## Предоставленный отрывок
»»

Я взошёл вслед за Ульяновым по трапу на палубу «трамвайчика». «Мерседес» — наше плавсредство носило имя неверной возлюбленной будущего графа Монте-Кристо — прошла по узкой, облепленной по бокам яхтами горловине Старого порта и вышла в море, закачала бёдрами на купоросно-зелёных, с алмазной россыпью брызг волнах. Вокруг нас на открытой палубе сидели в основном французы разного возраста, от трёх чуть ли не до ста лет, но были и немцы, и англичане, и японцы.
— Ну а что поразило вас, Михаил Александрович, в первых выездах за кордон?
— Самое большое экономическое потрясение, кстати, было у меня в Западном Берлине.
— Экономическое?
— Одно время я довольно много снимался в Восточной Германии, в ГДР. В 1961-м вышла картина «Битва в пути», где были уже размышления обо всём том, о чём тогда ещё на кухнях шептались… Так вот Вальтер Ульбрихт приказал немцам смотреть этот фильм как партийный документ. Были мы в почёте. Приехали в Восточный Берлин и попросились за стену, в Западный. А туда мышь проскочить не могла! Помог наш посол. И вот Владимир Басов, режиссёр картины, Наташа Фатеева и я поехали на «Волге» с шофёром «Совэкспорт-фильма». Эта «Волга», кстати, благополучно заглохла посреди Западного Берлина, а немцы показывали на нас, мол, вон они, русские, на своей советской машине… Кстати, в Германии дороги фантастические! Когда-то давным-давно мы спектакль «Город на заре» по пьесе Арбузова туда возили, о героических строителях Комсомольска-на-Амуре. Играли, играли, выкладывались до донышка, горели, как факелы. Никакого эффекта. Только плечами пожимали зрители. Я спросил после спектакля у одного немца через переводчика: в чём же дело? «Видите ли, — ответил он, — мы не понимаем смысла этого героизма. По-нашему, сначала надо было проложить дорогу, доставить строительные материалы, продукты. А потом уже привозить строителей. Зачем подвергать людей смертельному риску, если этого можно избежать?» Так вот Западный Берлин просто потряс нас изобилием! Но только на витрины поглазели — у Наташи-красавицы глаза были, понятное дело, особенно выразительны — и обратно, сквозь стену, в социализм, в темноту. Особенно заметную сверху, с телевизионной башни, где ресторан, как у нас на Останкинской телебашне «Седьмое небо»: половина Берлина чёрная, другая половина сверкает вся разноцветными огнями, искрится, переливается…
— Вам совсем не платили?

««

## Исходные данные
»»

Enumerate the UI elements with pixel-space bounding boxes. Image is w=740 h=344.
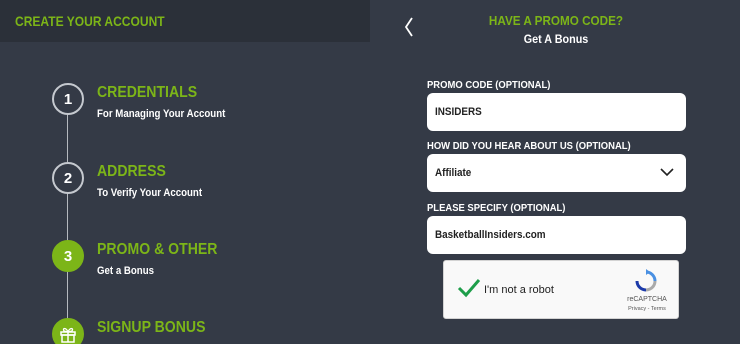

««

Объясните, пожалуйста, по отрывку, почему немецкие зрители остались равнодушны к спектаклю «Город на заре». Уложитесь в одно–три предложения. Список никак не связан с отрывком.

## Готовый ответ
Немцы не понимали смысла показанного героизма строителей. По их мнению, сначала следовало проложить дорогу и доставить стройматериалы и продукты, а уже потом привозить строителей, чтобы не подвергать людей смертельному риску, которого можно избежать.